Count the lines in the entries below that include the word "subtitle". Give nothing but the number.

[Extracted data entries]
________________________
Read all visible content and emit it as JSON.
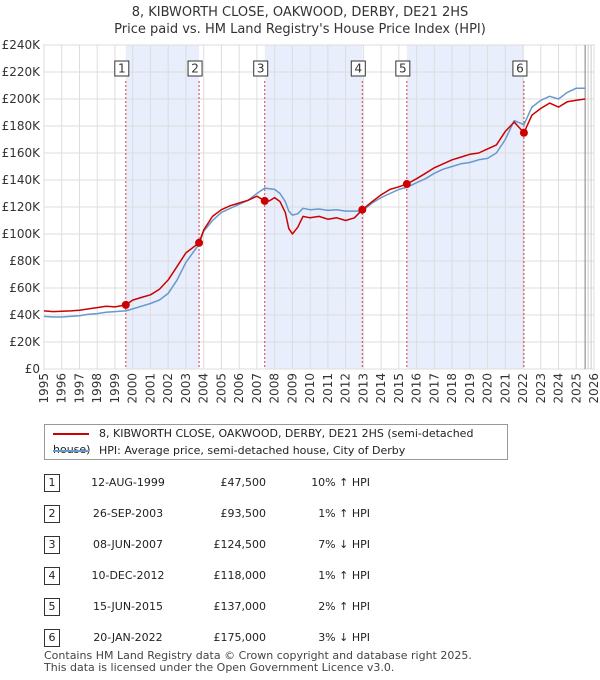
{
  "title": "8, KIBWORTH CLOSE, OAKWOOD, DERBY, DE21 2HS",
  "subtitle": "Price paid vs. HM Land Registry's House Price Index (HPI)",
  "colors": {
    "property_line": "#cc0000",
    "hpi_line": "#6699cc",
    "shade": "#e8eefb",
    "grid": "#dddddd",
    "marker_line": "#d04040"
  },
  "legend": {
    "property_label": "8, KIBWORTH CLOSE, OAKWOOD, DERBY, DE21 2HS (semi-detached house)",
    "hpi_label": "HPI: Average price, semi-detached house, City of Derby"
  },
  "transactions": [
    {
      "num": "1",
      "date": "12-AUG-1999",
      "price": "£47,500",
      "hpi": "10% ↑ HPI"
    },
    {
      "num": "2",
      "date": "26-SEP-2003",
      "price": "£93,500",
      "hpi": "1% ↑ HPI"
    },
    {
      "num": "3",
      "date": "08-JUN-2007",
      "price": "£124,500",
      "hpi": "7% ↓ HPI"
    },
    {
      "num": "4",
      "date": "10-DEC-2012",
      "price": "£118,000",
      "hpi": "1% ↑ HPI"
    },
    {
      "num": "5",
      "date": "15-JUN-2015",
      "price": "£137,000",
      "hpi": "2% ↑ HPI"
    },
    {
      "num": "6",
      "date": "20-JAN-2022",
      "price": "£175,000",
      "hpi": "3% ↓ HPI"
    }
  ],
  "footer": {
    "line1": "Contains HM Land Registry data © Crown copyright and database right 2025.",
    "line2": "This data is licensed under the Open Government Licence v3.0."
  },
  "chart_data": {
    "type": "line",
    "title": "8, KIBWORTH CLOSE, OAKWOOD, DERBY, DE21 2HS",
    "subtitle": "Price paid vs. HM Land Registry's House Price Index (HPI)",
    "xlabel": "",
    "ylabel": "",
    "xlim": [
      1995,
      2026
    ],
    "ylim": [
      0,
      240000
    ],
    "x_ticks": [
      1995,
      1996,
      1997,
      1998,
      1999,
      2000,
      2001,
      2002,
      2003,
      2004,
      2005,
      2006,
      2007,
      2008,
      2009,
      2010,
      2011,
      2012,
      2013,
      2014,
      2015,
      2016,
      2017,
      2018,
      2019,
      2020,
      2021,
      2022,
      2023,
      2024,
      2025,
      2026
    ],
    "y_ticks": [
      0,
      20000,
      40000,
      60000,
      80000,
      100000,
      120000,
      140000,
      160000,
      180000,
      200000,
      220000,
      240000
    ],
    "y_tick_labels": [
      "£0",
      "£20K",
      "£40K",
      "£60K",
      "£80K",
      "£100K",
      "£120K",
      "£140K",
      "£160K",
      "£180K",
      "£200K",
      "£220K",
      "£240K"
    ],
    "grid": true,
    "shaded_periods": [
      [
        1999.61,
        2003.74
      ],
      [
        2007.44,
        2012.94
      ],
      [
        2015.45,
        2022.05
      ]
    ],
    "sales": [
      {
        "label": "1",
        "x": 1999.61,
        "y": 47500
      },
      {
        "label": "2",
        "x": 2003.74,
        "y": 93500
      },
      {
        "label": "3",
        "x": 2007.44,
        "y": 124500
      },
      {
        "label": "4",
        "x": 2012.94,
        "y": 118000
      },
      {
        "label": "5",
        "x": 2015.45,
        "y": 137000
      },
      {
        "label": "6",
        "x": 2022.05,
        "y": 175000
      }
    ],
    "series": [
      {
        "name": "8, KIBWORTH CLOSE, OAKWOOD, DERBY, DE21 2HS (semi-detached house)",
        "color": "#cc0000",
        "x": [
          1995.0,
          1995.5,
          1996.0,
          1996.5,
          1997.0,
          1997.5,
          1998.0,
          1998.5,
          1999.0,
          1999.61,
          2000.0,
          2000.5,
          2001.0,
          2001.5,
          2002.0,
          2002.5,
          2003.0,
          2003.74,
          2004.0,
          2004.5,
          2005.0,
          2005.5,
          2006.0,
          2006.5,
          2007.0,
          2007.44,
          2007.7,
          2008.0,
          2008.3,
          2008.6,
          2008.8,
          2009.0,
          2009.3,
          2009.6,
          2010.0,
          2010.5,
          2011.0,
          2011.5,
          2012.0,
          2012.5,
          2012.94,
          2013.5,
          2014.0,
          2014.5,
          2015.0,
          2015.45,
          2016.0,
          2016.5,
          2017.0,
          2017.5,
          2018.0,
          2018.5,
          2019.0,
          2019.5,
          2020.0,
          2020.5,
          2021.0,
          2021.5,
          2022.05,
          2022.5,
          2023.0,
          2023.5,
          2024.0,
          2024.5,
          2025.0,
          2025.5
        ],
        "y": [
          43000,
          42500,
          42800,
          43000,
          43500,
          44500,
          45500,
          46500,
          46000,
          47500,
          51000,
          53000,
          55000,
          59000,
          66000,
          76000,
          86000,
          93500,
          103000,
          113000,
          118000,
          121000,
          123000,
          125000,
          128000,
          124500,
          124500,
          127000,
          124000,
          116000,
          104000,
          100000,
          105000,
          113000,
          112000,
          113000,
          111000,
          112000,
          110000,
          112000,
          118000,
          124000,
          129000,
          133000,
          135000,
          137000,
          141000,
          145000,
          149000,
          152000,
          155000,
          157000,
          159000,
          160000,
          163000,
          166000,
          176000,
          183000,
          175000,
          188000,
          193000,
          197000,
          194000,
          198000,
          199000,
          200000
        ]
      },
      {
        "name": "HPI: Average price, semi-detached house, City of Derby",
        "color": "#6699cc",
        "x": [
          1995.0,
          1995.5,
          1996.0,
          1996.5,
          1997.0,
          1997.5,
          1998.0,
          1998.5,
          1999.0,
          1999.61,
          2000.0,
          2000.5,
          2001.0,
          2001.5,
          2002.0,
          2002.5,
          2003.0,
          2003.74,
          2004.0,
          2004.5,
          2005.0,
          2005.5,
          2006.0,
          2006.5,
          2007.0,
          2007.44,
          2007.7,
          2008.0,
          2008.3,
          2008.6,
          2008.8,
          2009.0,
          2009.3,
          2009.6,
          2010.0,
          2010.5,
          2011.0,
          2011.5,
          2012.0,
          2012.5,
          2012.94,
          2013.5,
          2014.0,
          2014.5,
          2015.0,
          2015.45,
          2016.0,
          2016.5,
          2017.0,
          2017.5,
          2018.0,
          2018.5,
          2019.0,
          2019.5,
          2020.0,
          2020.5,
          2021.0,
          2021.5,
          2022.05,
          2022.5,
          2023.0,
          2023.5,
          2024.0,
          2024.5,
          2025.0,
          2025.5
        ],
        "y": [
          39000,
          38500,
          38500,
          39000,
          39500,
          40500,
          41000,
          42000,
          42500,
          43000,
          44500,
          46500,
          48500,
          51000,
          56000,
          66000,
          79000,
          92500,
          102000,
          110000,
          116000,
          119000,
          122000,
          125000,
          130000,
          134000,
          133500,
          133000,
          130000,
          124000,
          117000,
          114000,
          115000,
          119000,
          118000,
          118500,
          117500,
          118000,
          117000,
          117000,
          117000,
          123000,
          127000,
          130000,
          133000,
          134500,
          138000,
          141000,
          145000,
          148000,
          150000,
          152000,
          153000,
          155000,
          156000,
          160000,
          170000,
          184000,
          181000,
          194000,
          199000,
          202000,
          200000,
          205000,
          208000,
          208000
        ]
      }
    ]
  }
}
________________________
→ ANSWER BELOW
2